Repeat every record exactly, but keep images out of the copy.

> **Supplied material**:
★ ★ ★ ★ ★

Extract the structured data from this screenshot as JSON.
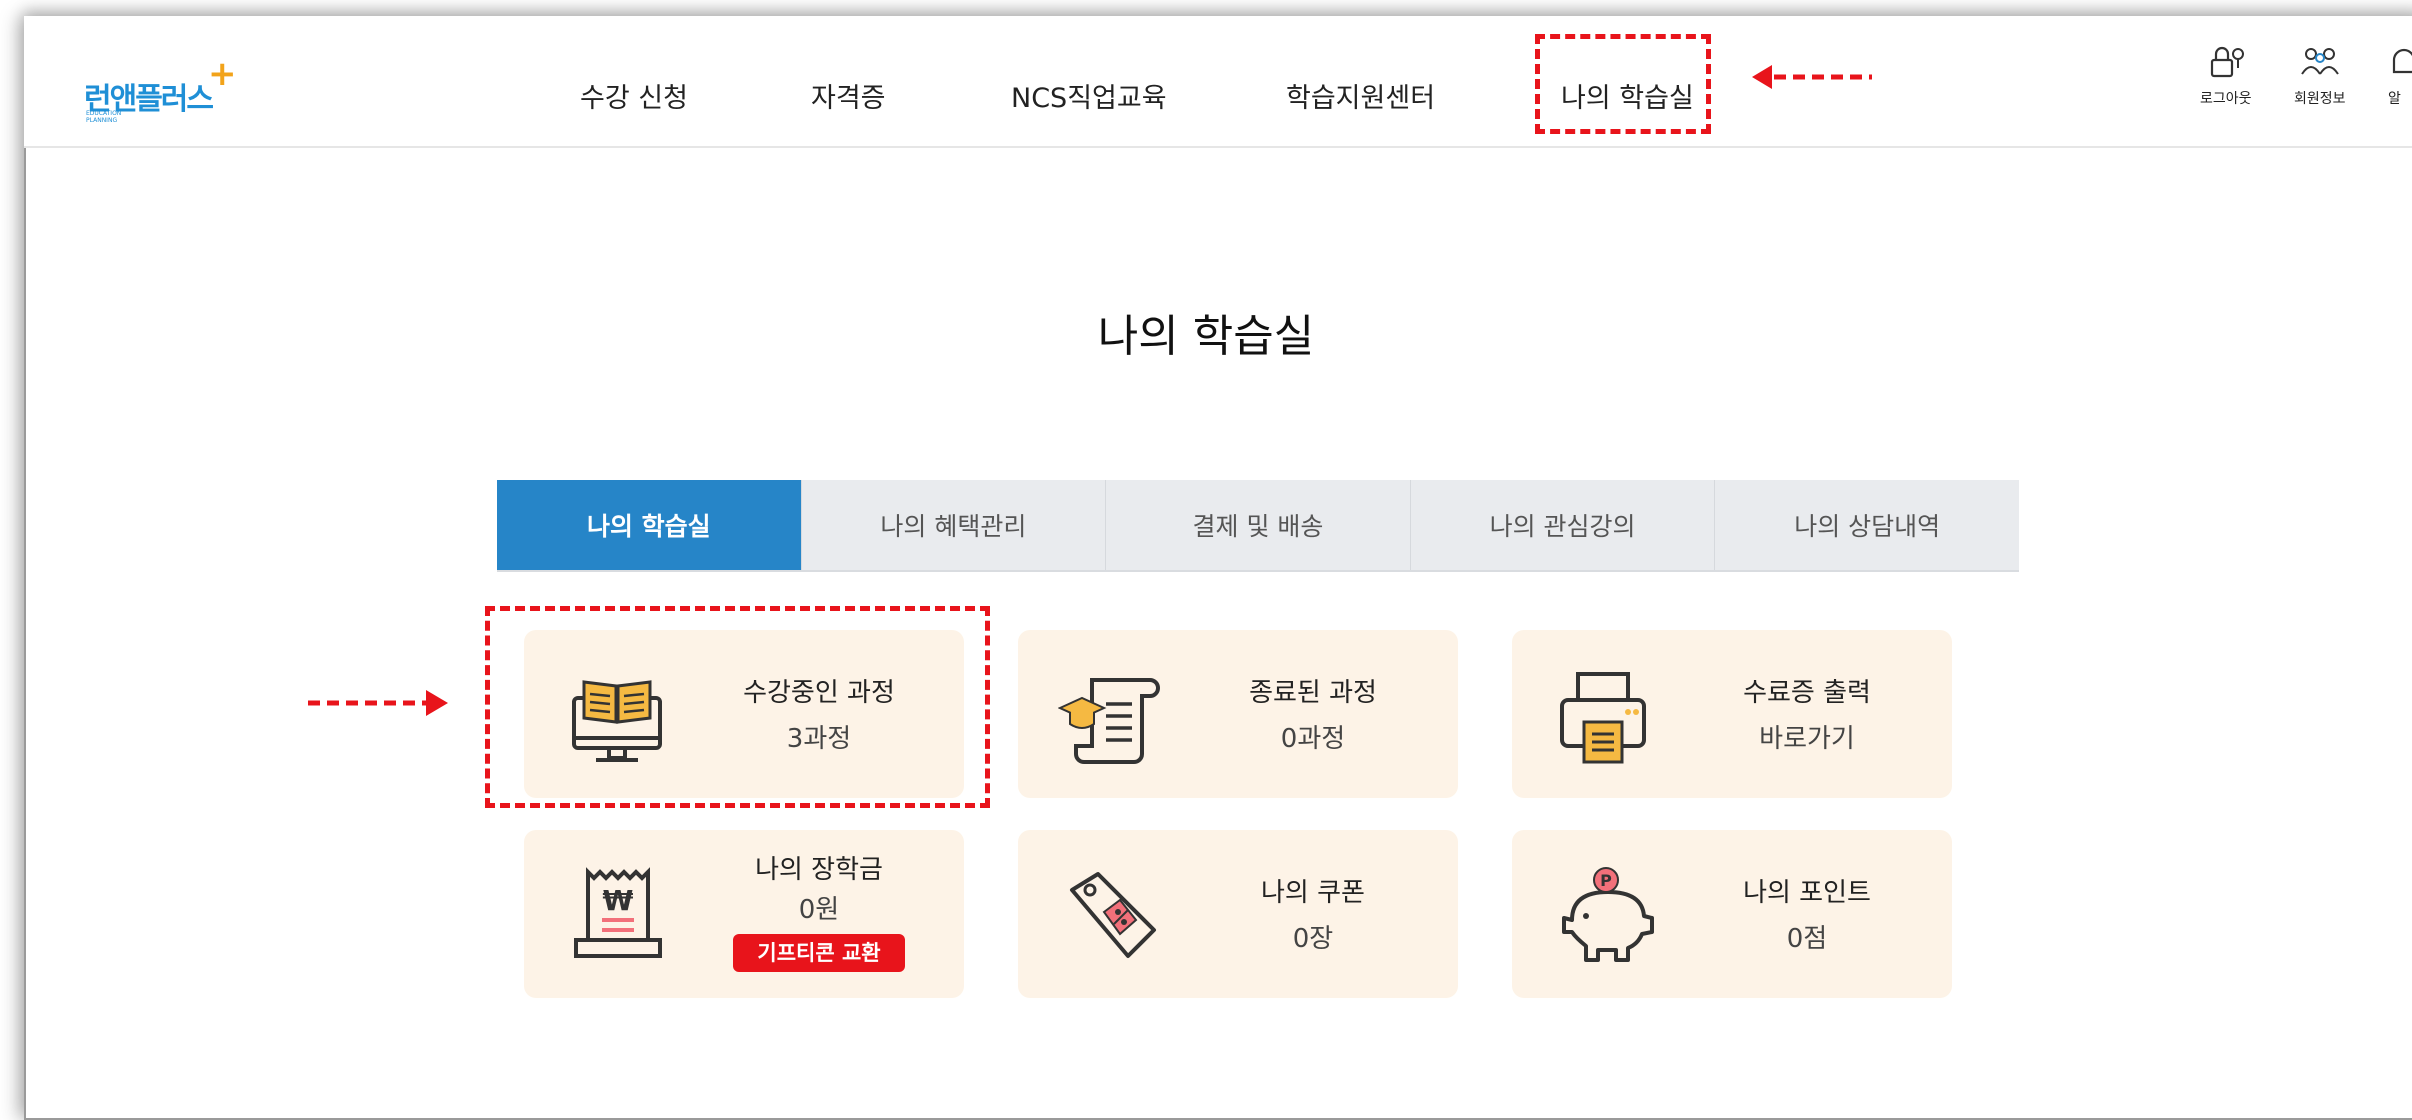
{
  "logo": {
    "text": "런앤플러스",
    "sub": "EDUCATION PLANNING"
  },
  "nav": {
    "items": [
      "수강 신청",
      "자격증",
      "NCS직업교육",
      "학습지원센터",
      "나의 학습실"
    ]
  },
  "tools": [
    {
      "label": "로그아웃",
      "icon": "lock-icon"
    },
    {
      "label": "회원정보",
      "icon": "people-icon"
    },
    {
      "label": "알",
      "icon": "bell-icon"
    }
  ],
  "page_title": "나의 학습실",
  "tabs": [
    "나의 학습실",
    "나의 혜택관리",
    "결제 및 배송",
    "나의 관심강의",
    "나의 상담내역"
  ],
  "cards": [
    {
      "title": "수강중인 과정",
      "value": "3과정",
      "icon": "open-book-monitor-icon"
    },
    {
      "title": "종료된 과정",
      "value": "0과정",
      "icon": "graduation-scroll-icon"
    },
    {
      "title": "수료증 출력",
      "value": "바로가기",
      "icon": "printer-icon"
    },
    {
      "title": "나의 장학금",
      "value": "0원",
      "icon": "receipt-won-icon",
      "badge": "기프티콘 교환"
    },
    {
      "title": "나의 쿠폰",
      "value": "0장",
      "icon": "coupon-tag-icon"
    },
    {
      "title": "나의 포인트",
      "value": "0점",
      "icon": "piggy-bank-icon"
    }
  ],
  "colors": {
    "accent": "#2685c8",
    "highlight": "#e8141b",
    "card_bg": "#fdf3e7",
    "tab_bg": "#e9ebee",
    "icon_orange": "#f5b942",
    "icon_red": "#f2707a"
  }
}
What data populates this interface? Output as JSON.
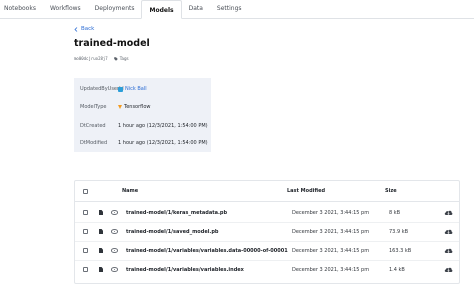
{
  "tabs": [
    {
      "label": "Notebooks",
      "active": false
    },
    {
      "label": "Workflows",
      "active": false
    },
    {
      "label": "Deployments",
      "active": false
    },
    {
      "label": "Models",
      "active": true
    },
    {
      "label": "Data",
      "active": false
    },
    {
      "label": "Settings",
      "active": false
    }
  ],
  "back_label": "Back",
  "model": {
    "title": "trained-model",
    "id": "mo00dcjruo28j7",
    "tags_label": "Tags"
  },
  "properties": [
    {
      "key": "UpdatedByUserId",
      "value": "Nick Ball",
      "icon": "user-square-icon",
      "link": true
    },
    {
      "key": "ModelType",
      "value": "Tensorflow",
      "icon": "tensorflow-icon",
      "link": false
    },
    {
      "key": "DtCreated",
      "value": "1 hour ago (12/3/2021, 1:54:00 PM)",
      "icon": "",
      "link": false
    },
    {
      "key": "DtModified",
      "value": "1 hour ago (12/3/2021, 1:54:00 PM)",
      "icon": "",
      "link": false
    }
  ],
  "files_table": {
    "columns": [
      "Name",
      "Last Modified",
      "Size"
    ],
    "rows": [
      {
        "name": "trained-model/1/keras_metadata.pb",
        "modified": "December 3 2021, 3:44:15 pm",
        "size": "8 kB"
      },
      {
        "name": "trained-model/1/saved_model.pb",
        "modified": "December 3 2021, 3:44:15 pm",
        "size": "73.9 kB"
      },
      {
        "name": "trained-model/1/variables/variables.data-00000-of-00001",
        "modified": "December 3 2021, 3:44:15 pm",
        "size": "163.3 kB"
      },
      {
        "name": "trained-model/1/variables/variables.index",
        "modified": "December 3 2021, 3:44:15 pm",
        "size": "1.4 kB"
      }
    ]
  },
  "colors": {
    "accent": "#2b6cd4",
    "panel": "#eef1f7",
    "tensorflow": "#f39a1e",
    "user_icon": "#2b9ed8"
  }
}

★ ★ ★ ★ ★

> **Result for this task**:
Extract the structured data from this screenshot as JSON.
{
  "logo": {
    "text": "런앤플러스",
    "sub": "EDUCATION PLANNING"
  },
  "nav": {
    "items": [
      "수강 신청",
      "자격증",
      "NCS직업교육",
      "학습지원센터",
      "나의 학습실"
    ]
  },
  "tools": [
    {
      "label": "로그아웃",
      "icon": "lock-icon"
    },
    {
      "label": "회원정보",
      "icon": "people-icon"
    },
    {
      "label": "알",
      "icon": "bell-icon"
    }
  ],
  "page_title": "나의 학습실",
  "tabs": [
    "나의 학습실",
    "나의 혜택관리",
    "결제 및 배송",
    "나의 관심강의",
    "나의 상담내역"
  ],
  "cards": [
    {
      "title": "수강중인 과정",
      "value": "3과정",
      "icon": "open-book-monitor-icon"
    },
    {
      "title": "종료된 과정",
      "value": "0과정",
      "icon": "graduation-scroll-icon"
    },
    {
      "title": "수료증 출력",
      "value": "바로가기",
      "icon": "printer-icon"
    },
    {
      "title": "나의 장학금",
      "value": "0원",
      "icon": "receipt-won-icon",
      "badge": "기프티콘 교환"
    },
    {
      "title": "나의 쿠폰",
      "value": "0장",
      "icon": "coupon-tag-icon"
    },
    {
      "title": "나의 포인트",
      "value": "0점",
      "icon": "piggy-bank-icon"
    }
  ],
  "colors": {
    "accent": "#2685c8",
    "highlight": "#e8141b",
    "card_bg": "#fdf3e7",
    "tab_bg": "#e9ebee",
    "icon_orange": "#f5b942",
    "icon_red": "#f2707a"
  }
}
What data populates this interface? Output as JSON.
{
  "tabs": [
    {
      "label": "Notebooks",
      "active": false
    },
    {
      "label": "Workflows",
      "active": false
    },
    {
      "label": "Deployments",
      "active": false
    },
    {
      "label": "Models",
      "active": true
    },
    {
      "label": "Data",
      "active": false
    },
    {
      "label": "Settings",
      "active": false
    }
  ],
  "back_label": "Back",
  "model": {
    "title": "trained-model",
    "id": "mo00dcjruo28j7",
    "tags_label": "Tags"
  },
  "properties": [
    {
      "key": "UpdatedByUserId",
      "value": "Nick Ball",
      "icon": "user-square-icon",
      "link": true
    },
    {
      "key": "ModelType",
      "value": "Tensorflow",
      "icon": "tensorflow-icon",
      "link": false
    },
    {
      "key": "DtCreated",
      "value": "1 hour ago (12/3/2021, 1:54:00 PM)",
      "icon": "",
      "link": false
    },
    {
      "key": "DtModified",
      "value": "1 hour ago (12/3/2021, 1:54:00 PM)",
      "icon": "",
      "link": false
    }
  ],
  "files_table": {
    "columns": [
      "Name",
      "Last Modified",
      "Size"
    ],
    "rows": [
      {
        "name": "trained-model/1/keras_metadata.pb",
        "modified": "December 3 2021, 3:44:15 pm",
        "size": "8 kB"
      },
      {
        "name": "trained-model/1/saved_model.pb",
        "modified": "December 3 2021, 3:44:15 pm",
        "size": "73.9 kB"
      },
      {
        "name": "trained-model/1/variables/variables.data-00000-of-00001",
        "modified": "December 3 2021, 3:44:15 pm",
        "size": "163.3 kB"
      },
      {
        "name": "trained-model/1/variables/variables.index",
        "modified": "December 3 2021, 3:44:15 pm",
        "size": "1.4 kB"
      }
    ]
  },
  "colors": {
    "accent": "#2b6cd4",
    "panel": "#eef1f7",
    "tensorflow": "#f39a1e",
    "user_icon": "#2b9ed8"
  }
}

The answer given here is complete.